***** MATERIAL TO PROCESS *****

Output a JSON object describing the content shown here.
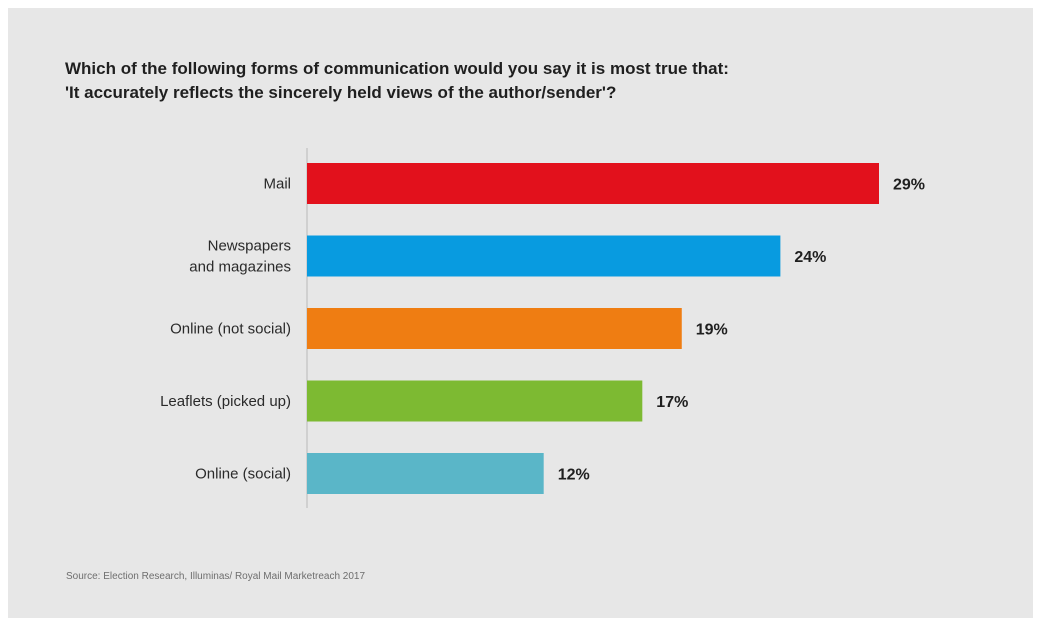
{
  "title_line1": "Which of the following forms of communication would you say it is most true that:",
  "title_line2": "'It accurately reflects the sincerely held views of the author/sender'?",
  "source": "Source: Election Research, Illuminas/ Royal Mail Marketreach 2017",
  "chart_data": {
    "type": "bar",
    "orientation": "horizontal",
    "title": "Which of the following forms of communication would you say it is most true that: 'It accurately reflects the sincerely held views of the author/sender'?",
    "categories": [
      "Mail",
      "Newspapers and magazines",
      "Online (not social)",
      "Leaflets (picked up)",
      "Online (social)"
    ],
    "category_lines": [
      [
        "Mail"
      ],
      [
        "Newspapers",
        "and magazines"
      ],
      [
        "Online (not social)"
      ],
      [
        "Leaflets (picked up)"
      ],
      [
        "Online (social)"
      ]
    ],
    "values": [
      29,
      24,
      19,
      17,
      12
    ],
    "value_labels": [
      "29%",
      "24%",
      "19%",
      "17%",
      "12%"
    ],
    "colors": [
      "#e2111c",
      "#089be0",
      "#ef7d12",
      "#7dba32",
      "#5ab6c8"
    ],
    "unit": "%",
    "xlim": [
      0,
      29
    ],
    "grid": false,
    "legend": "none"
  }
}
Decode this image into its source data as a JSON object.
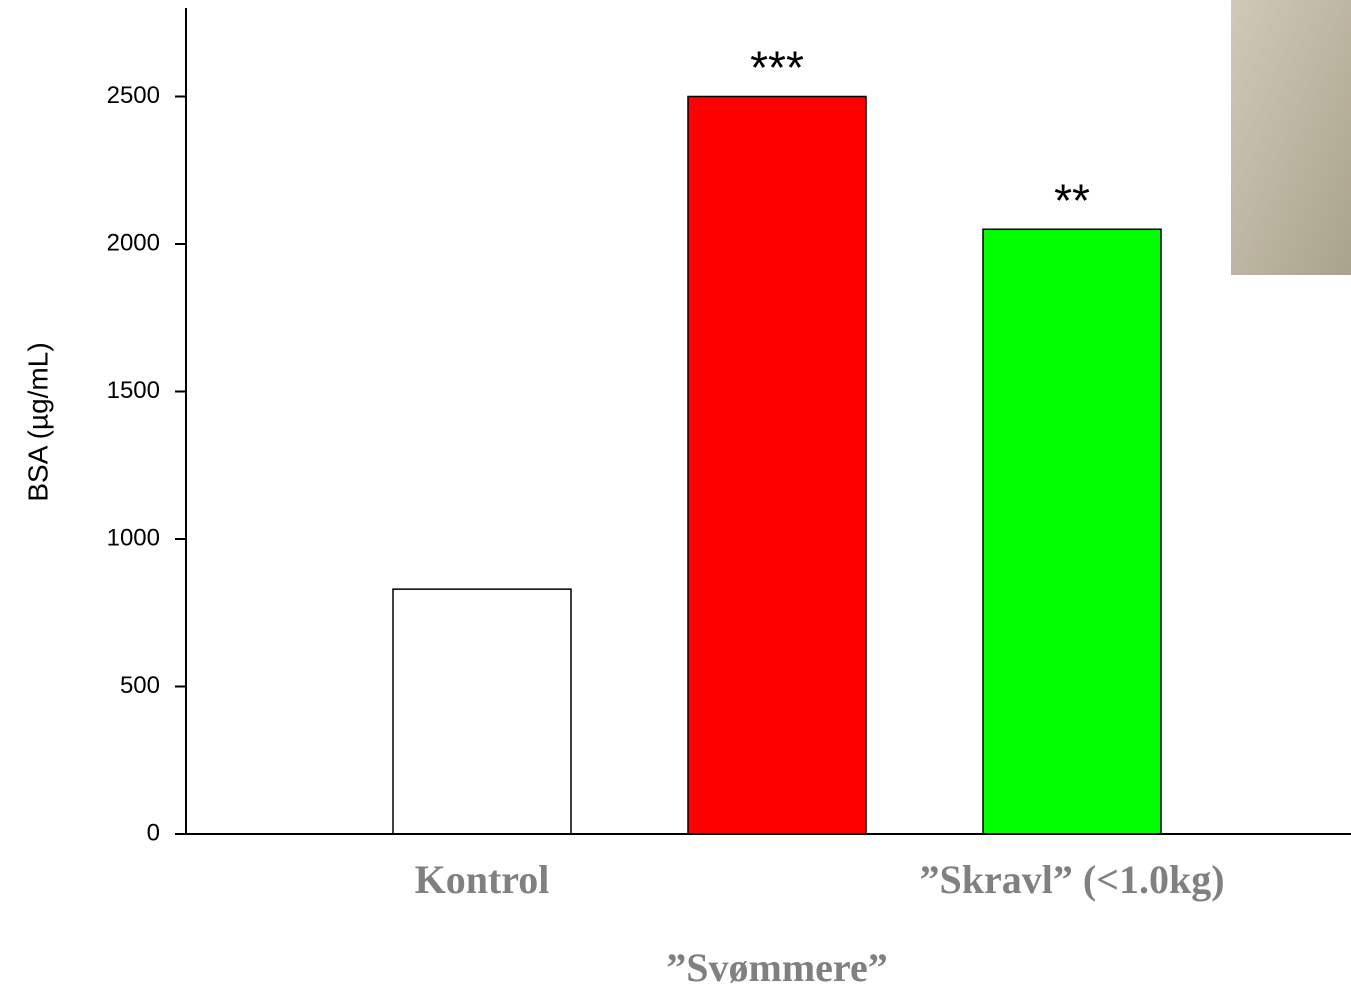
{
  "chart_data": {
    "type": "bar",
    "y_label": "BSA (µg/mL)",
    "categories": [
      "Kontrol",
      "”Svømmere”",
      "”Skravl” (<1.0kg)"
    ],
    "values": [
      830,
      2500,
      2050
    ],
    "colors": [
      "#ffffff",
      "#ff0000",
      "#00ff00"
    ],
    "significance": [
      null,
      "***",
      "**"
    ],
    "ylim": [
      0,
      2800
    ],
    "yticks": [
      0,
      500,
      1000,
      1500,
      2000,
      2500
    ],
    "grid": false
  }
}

*****

- [THE PROBLEM] Leave out the pictures and restate everything else word for word.

- [ANSWER IN FULL]
Output a JSON object describing the content shown here.
{
  "title_line1": "Which of the following forms of communication would you say it is most true that:",
  "title_line2": "'It accurately reflects the sincerely held views of the author/sender'?",
  "source": "Source: Election Research, Illuminas/ Royal Mail Marketreach 2017",
  "chart_data": {
    "type": "bar",
    "orientation": "horizontal",
    "title": "Which of the following forms of communication would you say it is most true that: 'It accurately reflects the sincerely held views of the author/sender'?",
    "categories": [
      "Mail",
      "Newspapers and magazines",
      "Online (not social)",
      "Leaflets (picked up)",
      "Online (social)"
    ],
    "category_lines": [
      [
        "Mail"
      ],
      [
        "Newspapers",
        "and magazines"
      ],
      [
        "Online (not social)"
      ],
      [
        "Leaflets (picked up)"
      ],
      [
        "Online (social)"
      ]
    ],
    "values": [
      29,
      24,
      19,
      17,
      12
    ],
    "value_labels": [
      "29%",
      "24%",
      "19%",
      "17%",
      "12%"
    ],
    "colors": [
      "#e2111c",
      "#089be0",
      "#ef7d12",
      "#7dba32",
      "#5ab6c8"
    ],
    "unit": "%",
    "xlim": [
      0,
      29
    ],
    "grid": false,
    "legend": "none"
  }
}
Decode this image into its source data as a JSON object.
{
  "chart_data": {
    "type": "bar",
    "y_label": "BSA (µg/mL)",
    "categories": [
      "Kontrol",
      "”Svømmere”",
      "”Skravl” (<1.0kg)"
    ],
    "values": [
      830,
      2500,
      2050
    ],
    "colors": [
      "#ffffff",
      "#ff0000",
      "#00ff00"
    ],
    "significance": [
      null,
      "***",
      "**"
    ],
    "ylim": [
      0,
      2800
    ],
    "yticks": [
      0,
      500,
      1000,
      1500,
      2000,
      2500
    ],
    "grid": false
  }
}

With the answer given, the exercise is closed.